#### OBJECTIVE:
Which lines in the records contain the string "panel" with matching case? Pull out each of those lines.

--*--

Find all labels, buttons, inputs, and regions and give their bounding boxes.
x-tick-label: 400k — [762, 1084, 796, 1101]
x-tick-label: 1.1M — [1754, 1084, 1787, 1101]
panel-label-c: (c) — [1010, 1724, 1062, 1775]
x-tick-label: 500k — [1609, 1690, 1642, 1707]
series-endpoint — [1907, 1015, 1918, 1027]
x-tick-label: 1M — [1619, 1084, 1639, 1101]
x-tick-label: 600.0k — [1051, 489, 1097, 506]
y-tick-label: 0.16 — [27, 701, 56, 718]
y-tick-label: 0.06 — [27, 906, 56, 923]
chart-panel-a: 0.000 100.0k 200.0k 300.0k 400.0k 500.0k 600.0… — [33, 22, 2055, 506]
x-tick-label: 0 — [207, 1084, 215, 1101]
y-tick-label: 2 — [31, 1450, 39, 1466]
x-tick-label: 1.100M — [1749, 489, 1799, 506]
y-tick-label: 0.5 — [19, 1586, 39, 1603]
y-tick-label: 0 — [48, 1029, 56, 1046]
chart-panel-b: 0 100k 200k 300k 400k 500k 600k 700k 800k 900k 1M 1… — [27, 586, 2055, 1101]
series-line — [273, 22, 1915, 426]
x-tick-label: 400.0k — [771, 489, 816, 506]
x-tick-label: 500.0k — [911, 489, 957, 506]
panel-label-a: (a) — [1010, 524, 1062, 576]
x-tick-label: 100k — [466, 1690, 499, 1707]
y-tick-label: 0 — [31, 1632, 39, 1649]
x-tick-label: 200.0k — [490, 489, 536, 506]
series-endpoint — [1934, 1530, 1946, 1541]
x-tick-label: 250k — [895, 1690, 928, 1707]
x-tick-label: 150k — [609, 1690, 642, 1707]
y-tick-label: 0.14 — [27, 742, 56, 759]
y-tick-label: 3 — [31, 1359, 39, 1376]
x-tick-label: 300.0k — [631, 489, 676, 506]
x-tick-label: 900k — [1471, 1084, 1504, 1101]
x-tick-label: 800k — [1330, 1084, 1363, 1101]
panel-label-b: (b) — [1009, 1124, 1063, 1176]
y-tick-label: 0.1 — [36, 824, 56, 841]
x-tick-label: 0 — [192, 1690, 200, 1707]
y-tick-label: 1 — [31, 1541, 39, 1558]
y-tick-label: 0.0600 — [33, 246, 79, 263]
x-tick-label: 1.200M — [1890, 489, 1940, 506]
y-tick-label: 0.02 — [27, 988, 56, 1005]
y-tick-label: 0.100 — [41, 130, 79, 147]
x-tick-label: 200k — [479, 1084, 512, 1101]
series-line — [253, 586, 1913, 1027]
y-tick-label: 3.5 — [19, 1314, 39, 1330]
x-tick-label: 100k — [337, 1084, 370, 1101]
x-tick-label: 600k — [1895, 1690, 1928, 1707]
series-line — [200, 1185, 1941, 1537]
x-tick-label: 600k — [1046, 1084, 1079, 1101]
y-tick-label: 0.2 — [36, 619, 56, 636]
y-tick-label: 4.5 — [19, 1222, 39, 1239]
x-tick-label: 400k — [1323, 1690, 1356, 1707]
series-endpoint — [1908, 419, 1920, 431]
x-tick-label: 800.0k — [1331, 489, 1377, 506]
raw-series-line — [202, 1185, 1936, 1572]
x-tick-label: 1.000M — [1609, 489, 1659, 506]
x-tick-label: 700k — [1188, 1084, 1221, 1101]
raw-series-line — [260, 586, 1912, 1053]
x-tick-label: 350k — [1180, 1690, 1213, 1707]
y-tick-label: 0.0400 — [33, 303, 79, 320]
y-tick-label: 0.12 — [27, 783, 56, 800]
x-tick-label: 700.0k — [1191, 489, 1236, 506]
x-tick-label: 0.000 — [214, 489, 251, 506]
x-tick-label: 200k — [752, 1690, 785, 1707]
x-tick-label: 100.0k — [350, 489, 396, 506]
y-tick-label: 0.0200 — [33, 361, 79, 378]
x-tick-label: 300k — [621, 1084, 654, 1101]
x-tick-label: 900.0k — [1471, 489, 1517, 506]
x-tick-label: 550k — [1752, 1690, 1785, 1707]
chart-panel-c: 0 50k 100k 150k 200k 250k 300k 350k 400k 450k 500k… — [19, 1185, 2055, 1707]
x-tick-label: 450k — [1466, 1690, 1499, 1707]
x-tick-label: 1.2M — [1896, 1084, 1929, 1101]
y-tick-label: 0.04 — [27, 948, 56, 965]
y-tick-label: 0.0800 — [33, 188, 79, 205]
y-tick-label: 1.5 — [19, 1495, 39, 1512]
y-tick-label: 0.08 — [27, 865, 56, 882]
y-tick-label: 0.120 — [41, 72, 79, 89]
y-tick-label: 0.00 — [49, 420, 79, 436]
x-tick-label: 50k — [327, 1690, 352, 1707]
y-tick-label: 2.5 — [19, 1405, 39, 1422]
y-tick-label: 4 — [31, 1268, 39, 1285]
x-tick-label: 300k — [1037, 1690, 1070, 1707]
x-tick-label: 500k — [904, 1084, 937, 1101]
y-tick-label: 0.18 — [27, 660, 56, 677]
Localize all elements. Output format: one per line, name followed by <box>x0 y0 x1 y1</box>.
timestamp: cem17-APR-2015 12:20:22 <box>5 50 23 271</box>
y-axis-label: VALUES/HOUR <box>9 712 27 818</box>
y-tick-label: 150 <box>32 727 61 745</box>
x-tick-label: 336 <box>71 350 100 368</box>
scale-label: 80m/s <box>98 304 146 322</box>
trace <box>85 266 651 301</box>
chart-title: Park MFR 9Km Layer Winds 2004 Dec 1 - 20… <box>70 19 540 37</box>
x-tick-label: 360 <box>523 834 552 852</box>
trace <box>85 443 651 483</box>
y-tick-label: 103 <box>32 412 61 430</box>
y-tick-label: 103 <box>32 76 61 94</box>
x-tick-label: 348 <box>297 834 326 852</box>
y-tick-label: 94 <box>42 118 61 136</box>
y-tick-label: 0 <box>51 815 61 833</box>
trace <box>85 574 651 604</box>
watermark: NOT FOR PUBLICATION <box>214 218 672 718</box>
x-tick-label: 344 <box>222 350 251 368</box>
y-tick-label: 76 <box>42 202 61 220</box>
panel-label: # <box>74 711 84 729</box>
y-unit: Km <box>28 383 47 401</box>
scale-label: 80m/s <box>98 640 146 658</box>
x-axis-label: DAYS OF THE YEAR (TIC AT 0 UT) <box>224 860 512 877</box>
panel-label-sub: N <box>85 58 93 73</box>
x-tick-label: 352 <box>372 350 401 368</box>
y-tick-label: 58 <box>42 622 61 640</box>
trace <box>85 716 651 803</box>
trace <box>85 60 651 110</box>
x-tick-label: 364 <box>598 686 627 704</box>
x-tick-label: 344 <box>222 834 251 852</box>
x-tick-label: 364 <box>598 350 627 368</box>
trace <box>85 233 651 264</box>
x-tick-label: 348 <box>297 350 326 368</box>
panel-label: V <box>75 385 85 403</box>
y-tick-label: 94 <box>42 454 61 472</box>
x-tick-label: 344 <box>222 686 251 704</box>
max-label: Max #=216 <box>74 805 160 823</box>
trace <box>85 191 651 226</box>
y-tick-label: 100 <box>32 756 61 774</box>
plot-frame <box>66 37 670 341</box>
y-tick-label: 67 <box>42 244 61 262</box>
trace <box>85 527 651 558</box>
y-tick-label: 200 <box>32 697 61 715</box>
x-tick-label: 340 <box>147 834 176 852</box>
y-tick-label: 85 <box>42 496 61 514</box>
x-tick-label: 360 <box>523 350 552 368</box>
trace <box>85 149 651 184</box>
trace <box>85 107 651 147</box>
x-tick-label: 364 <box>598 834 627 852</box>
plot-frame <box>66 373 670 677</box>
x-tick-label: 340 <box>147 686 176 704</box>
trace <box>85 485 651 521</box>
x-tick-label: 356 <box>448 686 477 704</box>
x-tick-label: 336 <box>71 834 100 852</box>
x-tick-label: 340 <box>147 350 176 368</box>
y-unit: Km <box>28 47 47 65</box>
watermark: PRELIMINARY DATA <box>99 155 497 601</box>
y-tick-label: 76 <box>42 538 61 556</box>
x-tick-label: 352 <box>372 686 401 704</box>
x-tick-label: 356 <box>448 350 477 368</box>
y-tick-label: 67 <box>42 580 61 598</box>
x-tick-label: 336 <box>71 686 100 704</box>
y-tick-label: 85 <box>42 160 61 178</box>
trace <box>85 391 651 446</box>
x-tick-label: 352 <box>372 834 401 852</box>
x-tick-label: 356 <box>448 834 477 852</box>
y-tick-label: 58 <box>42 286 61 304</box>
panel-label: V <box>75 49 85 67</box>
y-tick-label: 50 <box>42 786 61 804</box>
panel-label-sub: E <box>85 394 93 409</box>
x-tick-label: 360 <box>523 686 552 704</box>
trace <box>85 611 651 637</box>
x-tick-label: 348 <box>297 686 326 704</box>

--*--

#### PROBLEM SOLUTION:
panel-label-c: (c) — [1010, 1724, 1062, 1775]
chart-panel-a: 0.000 100.0k 200.0k 300.0k 400.0k 500.0k 600.0… — [33, 22, 2055, 506]
chart-panel-b: 0 100k 200k 300k 400k 500k 600k 700k 800k 900k 1M 1… — [27, 586, 2055, 1101]
panel-label-a: (a) — [1010, 524, 1062, 576]
panel-label-b: (b) — [1009, 1124, 1063, 1176]
chart-panel-c: 0 50k 100k 150k 200k 250k 300k 350k 400k 450k 500k… — [19, 1185, 2055, 1707]
panel-label: # <box>74 711 84 729</box>
panel-label-sub: N <box>85 58 93 73</box>
panel-label: V <box>75 385 85 403</box>
panel-label: V <box>75 49 85 67</box>
panel-label-sub: E <box>85 394 93 409</box>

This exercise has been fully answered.